Text excerpt »
---*---
Terry Mosher 3



Bill Schey, who retired from the Tacoma News Tribune about a year ago, was the one who hired me at the Bremerton Sun on Feb. 2, 1970. I don’t know why he hired me; I was terrible. They got me at a cheap price, and that probably was the overriding factor.

Before hiring me, Bill asked me to write a story on a Metro League basketball game. I don’t remember now which teams were playing, but I think one of them was Bishop Blanchet and maybe the other was O’Dea. It doesn’t matter, through, because I wrote a horrible story, and then was hired. Go figure.

I believe now that I was destined to be a sportswriter. I gradually became better and now I’m acceptable – not great, not good, but acceptable. I do have a passion for writing, and can get deeply involved in them so that time seems to fly. I can remember many times at the old Bremerton Sun looking up at the clock as I started a story and then when I finally finish, looking up and discovering hours and hours after passed. I still am that way today. No story is too small to not grab my total attention.

When I first arrived at the Bremerton Sun, the sports department was walled off from the news department. We had mostly glass walls with an entrance without a door. It gave me the impression that we were somehow not good enough to be part of the news department, which is where the main hub and connection with the public was.

But I really enjoyed being walled off from the rest of the reporters at the paper. I’m not a person who enjoys being around a crowd. If there are more than two of us, I grow quiet and disappear from the conversation. It wasn’t until two years ago when I took a test that appeared in Time Magazine that I realized I was a severe introvert. I don’t even like family reunions, which will happen this weekend on Mason Lake. I’m trying to figure out how to escape it, but to no avail.

It sounds funny that a guy who has become a public figure – even on a small scale – as I have that I don’t enjoy being around more than two people at once. I do well one-on-one, but get three of us in a room, and I disappear emotionally and mentally.
---*---
Annotated element entries »
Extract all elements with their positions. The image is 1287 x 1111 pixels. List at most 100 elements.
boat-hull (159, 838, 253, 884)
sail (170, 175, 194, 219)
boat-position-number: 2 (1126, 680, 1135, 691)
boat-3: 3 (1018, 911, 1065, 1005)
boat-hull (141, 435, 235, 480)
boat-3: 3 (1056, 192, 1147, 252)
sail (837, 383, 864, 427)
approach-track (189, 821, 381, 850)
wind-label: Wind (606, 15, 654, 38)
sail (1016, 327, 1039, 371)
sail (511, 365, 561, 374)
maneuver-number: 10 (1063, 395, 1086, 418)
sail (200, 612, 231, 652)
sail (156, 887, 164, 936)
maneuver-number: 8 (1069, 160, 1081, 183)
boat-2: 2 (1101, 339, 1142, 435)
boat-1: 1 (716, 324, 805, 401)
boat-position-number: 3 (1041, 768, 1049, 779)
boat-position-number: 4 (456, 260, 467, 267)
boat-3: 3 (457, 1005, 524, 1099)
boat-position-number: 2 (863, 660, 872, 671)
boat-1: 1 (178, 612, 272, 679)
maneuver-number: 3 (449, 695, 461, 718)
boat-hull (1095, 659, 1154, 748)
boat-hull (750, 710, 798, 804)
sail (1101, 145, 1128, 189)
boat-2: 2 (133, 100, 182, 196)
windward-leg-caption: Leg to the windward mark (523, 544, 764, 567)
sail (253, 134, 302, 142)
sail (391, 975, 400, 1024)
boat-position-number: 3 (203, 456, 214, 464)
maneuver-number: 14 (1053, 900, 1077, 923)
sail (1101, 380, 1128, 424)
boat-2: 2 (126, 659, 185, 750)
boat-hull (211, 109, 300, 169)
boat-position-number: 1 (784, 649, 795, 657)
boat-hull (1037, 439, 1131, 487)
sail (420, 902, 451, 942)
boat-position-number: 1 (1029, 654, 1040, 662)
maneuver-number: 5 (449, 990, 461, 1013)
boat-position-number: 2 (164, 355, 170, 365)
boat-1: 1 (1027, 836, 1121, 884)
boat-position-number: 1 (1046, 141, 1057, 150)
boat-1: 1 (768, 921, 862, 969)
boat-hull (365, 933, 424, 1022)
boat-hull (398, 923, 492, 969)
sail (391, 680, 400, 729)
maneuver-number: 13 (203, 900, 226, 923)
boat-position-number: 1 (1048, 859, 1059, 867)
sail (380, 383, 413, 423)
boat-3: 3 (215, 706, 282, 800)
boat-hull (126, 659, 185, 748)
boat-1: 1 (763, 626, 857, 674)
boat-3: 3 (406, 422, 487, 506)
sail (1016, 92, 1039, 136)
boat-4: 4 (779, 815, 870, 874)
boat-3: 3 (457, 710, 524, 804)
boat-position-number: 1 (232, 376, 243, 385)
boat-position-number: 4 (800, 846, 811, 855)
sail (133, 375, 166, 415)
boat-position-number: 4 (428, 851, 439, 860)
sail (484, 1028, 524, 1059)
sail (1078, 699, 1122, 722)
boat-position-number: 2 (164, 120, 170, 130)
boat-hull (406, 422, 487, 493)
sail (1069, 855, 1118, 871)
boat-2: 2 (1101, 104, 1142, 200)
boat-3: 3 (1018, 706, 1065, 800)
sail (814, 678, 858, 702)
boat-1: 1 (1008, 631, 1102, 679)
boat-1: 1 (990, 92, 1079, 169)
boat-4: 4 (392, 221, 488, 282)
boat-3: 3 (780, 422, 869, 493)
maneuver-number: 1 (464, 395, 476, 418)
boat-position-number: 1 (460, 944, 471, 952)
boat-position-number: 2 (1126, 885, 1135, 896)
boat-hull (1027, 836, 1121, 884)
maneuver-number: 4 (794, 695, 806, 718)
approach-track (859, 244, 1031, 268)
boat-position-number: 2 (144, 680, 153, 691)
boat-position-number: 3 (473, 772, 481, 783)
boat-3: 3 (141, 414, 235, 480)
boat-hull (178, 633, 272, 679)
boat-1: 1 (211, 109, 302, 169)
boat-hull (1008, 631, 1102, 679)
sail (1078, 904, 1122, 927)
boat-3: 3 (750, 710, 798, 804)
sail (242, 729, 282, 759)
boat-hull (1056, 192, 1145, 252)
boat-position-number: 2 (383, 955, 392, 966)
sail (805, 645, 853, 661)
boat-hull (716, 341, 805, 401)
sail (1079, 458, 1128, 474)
---*---
Exercise requirements »
(a) In the sportswriting memoir, on what date was the writer hired at the Bremerton Sun?
(b) Echo the part of the sportswriting memoir that opens with the words containing "Bill Schey, who" and closes with "hired. Go figure.".
(c) Which newspapers and magazines does the sportswriting memoir name?

Solutions to the problems »
(a) Feb. 2, 1970

(b)
Bill Schey, who retired from the Tacoma News Tribune about a year ago, was the one who hired me at the Bremerton Sun on Feb. 2, 1970. I don’t know why he hired me; I was terrible. They got me at a cheap price, and that probably was the overriding factor.

Before hiring me, Bill asked me to write a story on a Metro League basketball game. I don’t remember now which teams were playing, but I think one of them was Bishop Blanchet and maybe the other was O’Dea. It doesn’t matter, through, because I wrote a horrible story, and then was hired. Go figure.

(c) Tacoma News Tribune, Bremerton Sun, Time Magazine